Saved entries

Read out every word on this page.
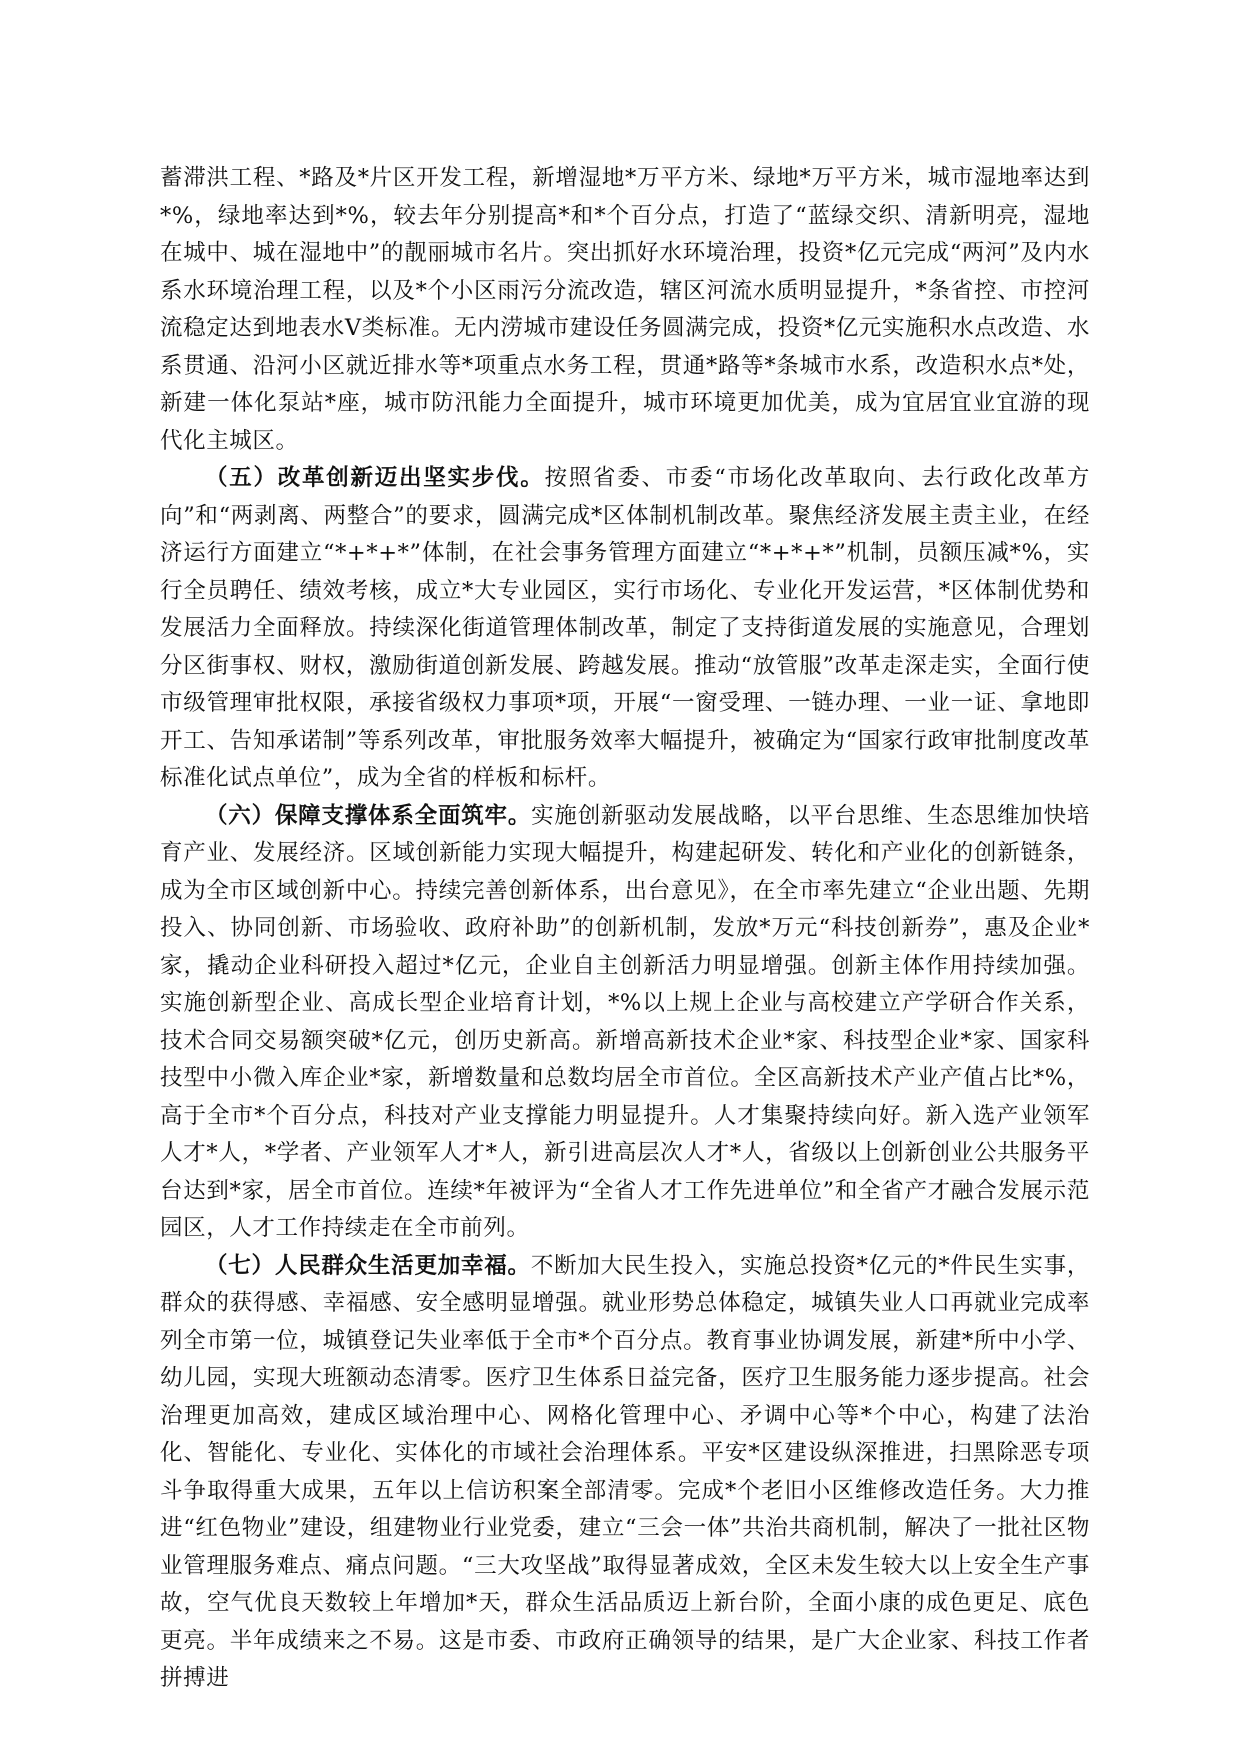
蓄滞洪工程、*路及*片区开发工程，新增湿地*万平方米、绿地*万平方米，城市湿地率达到*%，绿地率达到*%，较去年分别提高*和*个百分点，打造了“蓝绿交织、清新明亮，湿地在城中、城在湿地中”的靓丽城市名片。突出抓好水环境治理，投资*亿元完成“两河”及内水系水环境治理工程，以及*个小区雨污分流改造，辖区河流水质明显提升，*条省控、市控河流稳定达到地表水Ⅴ类标准。无内涝城市建设任务圆满完成，投资*亿元实施积水点改造、水系贯通、沿河小区就近排水等*项重点水务工程，贯通*路等*条城市水系，改造积水点*处，新建一体化泵站*座，城市防汛能力全面提升，城市环境更加优美，成为宜居宜业宜游的现代化主城区。

（五）改革创新迈出坚实步伐。按照省委、市委“市场化改革取向、去行政化改革方向”和“两剥离、两整合”的要求，圆满完成*区体制机制改革。聚焦经济发展主责主业，在经济运行方面建立“*+*+*”体制，在社会事务管理方面建立“*+*+*”机制，员额压减*%，实行全员聘任、绩效考核，成立*大专业园区，实行市场化、专业化开发运营，*区体制优势和发展活力全面释放。持续深化街道管理体制改革，制定了支持街道发展的实施意见，合理划分区街事权、财权，激励街道创新发展、跨越发展。推动“放管服”改革走深走实，全面行使市级管理审批权限，承接省级权力事项*项，开展“一窗受理、一链办理、一业一证、拿地即开工、告知承诺制”等系列改革，审批服务效率大幅提升，被确定为“国家行政审批制度改革标准化试点单位”，成为全省的样板和标杆。

（六）保障支撑体系全面筑牢。实施创新驱动发展战略，以平台思维、生态思维加快培育产业、发展经济。区域创新能力实现大幅提升，构建起研发、转化和产业化的创新链条，成为全市区域创新中心。持续完善创新体系，出台意见》，在全市率先建立“企业出题、先期投入、协同创新、市场验收、政府补助”的创新机制，发放*万元“科技创新券”，惠及企业*家，撬动企业科研投入超过*亿元，企业自主创新活力明显增强。创新主体作用持续加强。实施创新型企业、高成长型企业培育计划，*%以上规上企业与高校建立产学研合作关系，技术合同交易额突破*亿元，创历史新高。新增高新技术企业*家、科技型企业*家、国家科技型中小微入库企业*家，新增数量和总数均居全市首位。全区高新技术产业产值占比*%，高于全市*个百分点，科技对产业支撑能力明显提升。人才集聚持续向好。新入选产业领军人才*人，*学者、产业领军人才*人，新引进高层次人才*人，省级以上创新创业公共服务平台达到*家，居全市首位。连续*年被评为“全省人才工作先进单位”和全省产才融合发展示范园区，人才工作持续走在全市前列。

（七）人民群众生活更加幸福。不断加大民生投入，实施总投资*亿元的*件民生实事，群众的获得感、幸福感、安全感明显增强。就业形势总体稳定，城镇失业人口再就业完成率列全市第一位，城镇登记失业率低于全市*个百分点。教育事业协调发展，新建*所中小学、幼儿园，实现大班额动态清零。医疗卫生体系日益完备，医疗卫生服务能力逐步提高。社会治理更加高效，建成区域治理中心、网格化管理中心、矛调中心等*个中心，构建了法治化、智能化、专业化、实体化的市域社会治理体系。平安*区建设纵深推进，扫黑除恶专项斗争取得重大成果，五年以上信访积案全部清零。完成*个老旧小区维修改造任务。大力推进“红色物业”建设，组建物业行业党委，建立“三会一体”共治共商机制，解决了一批社区物业管理服务难点、痛点问题。“三大攻坚战”取得显著成效，全区未发生较大以上安全生产事故，空气优良天数较上年增加*天，群众生活品质迈上新台阶，全面小康的成色更足、底色更亮。半年成绩来之不易。这是市委、市政府正确领导的结果，是广大企业家、科技工作者拼搏进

## What the exercise asks
From the data above, copy each line that has the string "个百分点".

## Answer to this problem
蓄滞洪工程、*路及*片区开发工程，新增湿地*万平方米、绿地*万平方米，城市湿地率达到*%，绿地率达到*%，较去年分别提高*和*个百分点，打造了“蓝绿交织、清新明亮，湿地在城中、城在湿地中”的靓丽城市名片。突出抓好水环境治理，投资*亿元完成“两河”及内水系水环境治理工程，以及*个小区雨污分流改造，辖区河流水质明显提升，*条省控、市控河流稳定达到地表水Ⅴ类标准。无内涝城市建设任务圆满完成，投资*亿元实施积水点改造、水系贯通、沿河小区就近排水等*项重点水务工程，贯通*路等*条城市水系，改造积水点*处，新建一体化泵站*座，城市防汛能力全面提升，城市环境更加优美，成为宜居宜业宜游的现代化主城区。
（六）保障支撑体系全面筑牢。实施创新驱动发展战略，以平台思维、生态思维加快培育产业、发展经济。区域创新能力实现大幅提升，构建起研发、转化和产业化的创新链条，成为全市区域创新中心。持续完善创新体系，出台意见》，在全市率先建立“企业出题、先期投入、协同创新、市场验收、政府补助”的创新机制，发放*万元“科技创新券”，惠及企业*家，撬动企业科研投入超过*亿元，企业自主创新活力明显增强。创新主体作用持续加强。实施创新型企业、高成长型企业培育计划，*%以上规上企业与高校建立产学研合作关系，技术合同交易额突破*亿元，创历史新高。新增高新技术企业*家、科技型企业*家、国家科技型中小微入库企业*家，新增数量和总数均居全市首位。全区高新技术产业产值占比*%，高于全市*个百分点，科技对产业支撑能力明显提升。人才集聚持续向好。新入选产业领军人才*人，*学者、产业领军人才*人，新引进高层次人才*人，省级以上创新创业公共服务平台达到*家，居全市首位。连续*年被评为“全省人才工作先进单位”和全省产才融合发展示范园区，人才工作持续走在全市前列。
（七）人民群众生活更加幸福。不断加大民生投入，实施总投资*亿元的*件民生实事，群众的获得感、幸福感、安全感明显增强。就业形势总体稳定，城镇失业人口再就业完成率列全市第一位，城镇登记失业率低于全市*个百分点。教育事业协调发展，新建*所中小学、幼儿园，实现大班额动态清零。医疗卫生体系日益完备，医疗卫生服务能力逐步提高。社会治理更加高效，建成区域治理中心、网格化管理中心、矛调中心等*个中心，构建了法治化、智能化、专业化、实体化的市域社会治理体系。平安*区建设纵深推进，扫黑除恶专项斗争取得重大成果，五年以上信访积案全部清零。完成*个老旧小区维修改造任务。大力推进“红色物业”建设，组建物业行业党委，建立“三会一体”共治共商机制，解决了一批社区物业管理服务难点、痛点问题。“三大攻坚战”取得显著成效，全区未发生较大以上安全生产事故，空气优良天数较上年增加*天，群众生活品质迈上新台阶，全面小康的成色更足、底色更亮。半年成绩来之不易。这是市委、市政府正确领导的结果，是广大企业家、科技工作者拼搏进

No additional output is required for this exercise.